- PROVIDED ENTRIES -
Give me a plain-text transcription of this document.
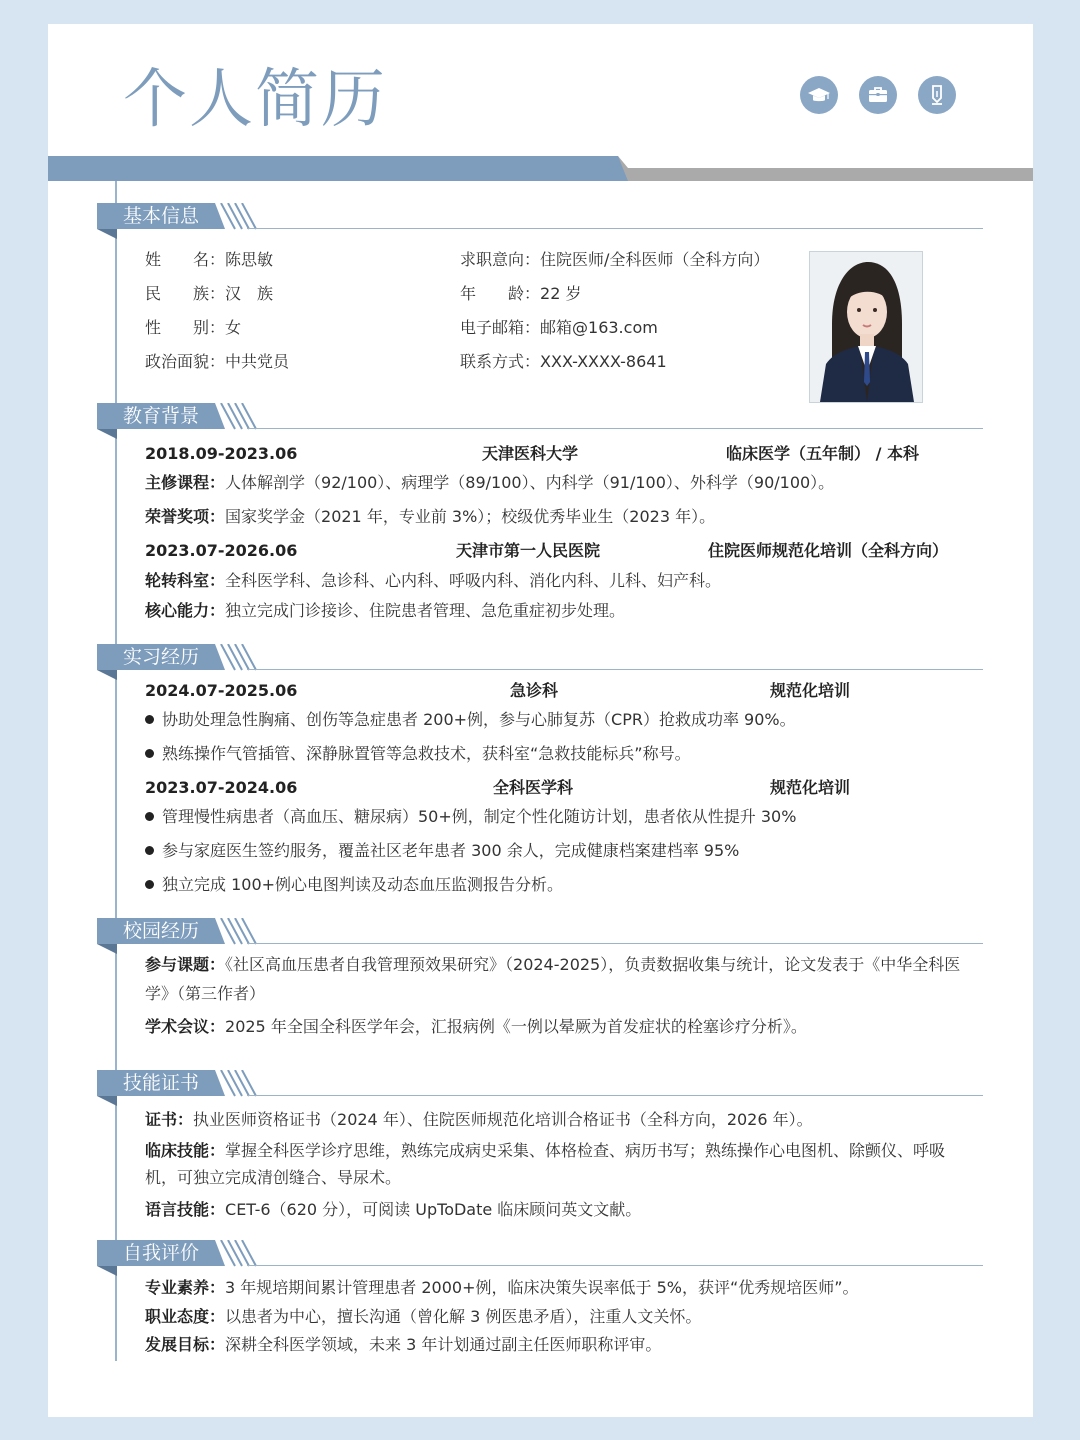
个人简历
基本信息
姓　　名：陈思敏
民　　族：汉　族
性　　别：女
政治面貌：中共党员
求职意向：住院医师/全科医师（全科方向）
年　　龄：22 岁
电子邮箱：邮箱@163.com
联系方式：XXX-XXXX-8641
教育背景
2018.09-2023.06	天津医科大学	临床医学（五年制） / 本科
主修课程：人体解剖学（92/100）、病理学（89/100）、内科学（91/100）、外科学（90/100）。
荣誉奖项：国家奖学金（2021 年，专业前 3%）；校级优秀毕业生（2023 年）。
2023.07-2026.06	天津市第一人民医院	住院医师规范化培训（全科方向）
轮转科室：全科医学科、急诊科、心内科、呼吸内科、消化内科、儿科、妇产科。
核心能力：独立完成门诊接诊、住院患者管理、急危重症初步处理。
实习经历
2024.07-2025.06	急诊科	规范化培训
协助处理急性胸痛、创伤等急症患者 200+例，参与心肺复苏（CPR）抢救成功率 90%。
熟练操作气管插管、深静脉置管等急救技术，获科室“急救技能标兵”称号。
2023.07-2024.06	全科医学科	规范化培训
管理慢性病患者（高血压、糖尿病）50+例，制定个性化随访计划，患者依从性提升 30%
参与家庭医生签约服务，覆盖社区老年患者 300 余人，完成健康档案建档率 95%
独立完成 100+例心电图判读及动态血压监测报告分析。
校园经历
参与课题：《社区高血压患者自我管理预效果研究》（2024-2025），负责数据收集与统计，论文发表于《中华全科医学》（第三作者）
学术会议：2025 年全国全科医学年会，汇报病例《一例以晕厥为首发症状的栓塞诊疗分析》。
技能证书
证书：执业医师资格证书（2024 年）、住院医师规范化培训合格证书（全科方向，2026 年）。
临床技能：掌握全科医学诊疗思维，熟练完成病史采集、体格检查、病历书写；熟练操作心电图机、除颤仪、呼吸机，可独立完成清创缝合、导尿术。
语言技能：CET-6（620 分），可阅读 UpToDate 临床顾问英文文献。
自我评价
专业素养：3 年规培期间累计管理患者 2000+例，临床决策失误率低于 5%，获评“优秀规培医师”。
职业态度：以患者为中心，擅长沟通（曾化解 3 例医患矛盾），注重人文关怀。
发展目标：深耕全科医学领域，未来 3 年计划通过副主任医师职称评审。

- WHAT IS REQUIRED -
What is needed is an exact reproduction of the data, pictures excluded.

- ANSWER TO THE PROBLEM -
Give me a plain-text transcription of this document.
个人简历
基本信息
姓　　名：陈思敏
民　　族：汉　族
性　　别：女
政治面貌：中共党员
求职意向：住院医师/全科医师（全科方向）
年　　龄：22 岁
电子邮箱：邮箱@163.com
联系方式：XXX-XXXX-8641
教育背景
2018.09-2023.06	天津医科大学	临床医学（五年制） / 本科
主修课程：人体解剖学（92/100）、病理学（89/100）、内科学（91/100）、外科学（90/100）。
荣誉奖项：国家奖学金（2021 年，专业前 3%）；校级优秀毕业生（2023 年）。
2023.07-2026.06	天津市第一人民医院	住院医师规范化培训（全科方向）
轮转科室：全科医学科、急诊科、心内科、呼吸内科、消化内科、儿科、妇产科。
核心能力：独立完成门诊接诊、住院患者管理、急危重症初步处理。
实习经历
2024.07-2025.06	急诊科	规范化培训
协助处理急性胸痛、创伤等急症患者 200+例，参与心肺复苏（CPR）抢救成功率 90%。
熟练操作气管插管、深静脉置管等急救技术，获科室“急救技能标兵”称号。
2023.07-2024.06	全科医学科	规范化培训
管理慢性病患者（高血压、糖尿病）50+例，制定个性化随访计划，患者依从性提升 30%
参与家庭医生签约服务，覆盖社区老年患者 300 余人，完成健康档案建档率 95%
独立完成 100+例心电图判读及动态血压监测报告分析。
校园经历
参与课题：《社区高血压患者自我管理预效果研究》（2024-2025），负责数据收集与统计，论文发表于《中华全科医学》（第三作者）
学术会议：2025 年全国全科医学年会，汇报病例《一例以晕厥为首发症状的栓塞诊疗分析》。
技能证书
证书：执业医师资格证书（2024 年）、住院医师规范化培训合格证书（全科方向，2026 年）。
临床技能：掌握全科医学诊疗思维，熟练完成病史采集、体格检查、病历书写；熟练操作心电图机、除颤仪、呼吸机，可独立完成清创缝合、导尿术。
语言技能：CET-6（620 分），可阅读 UpToDate 临床顾问英文文献。
自我评价
专业素养：3 年规培期间累计管理患者 2000+例，临床决策失误率低于 5%，获评“优秀规培医师”。
职业态度：以患者为中心，擅长沟通（曾化解 3 例医患矛盾），注重人文关怀。
发展目标：深耕全科医学领域，未来 3 年计划通过副主任医师职称评审。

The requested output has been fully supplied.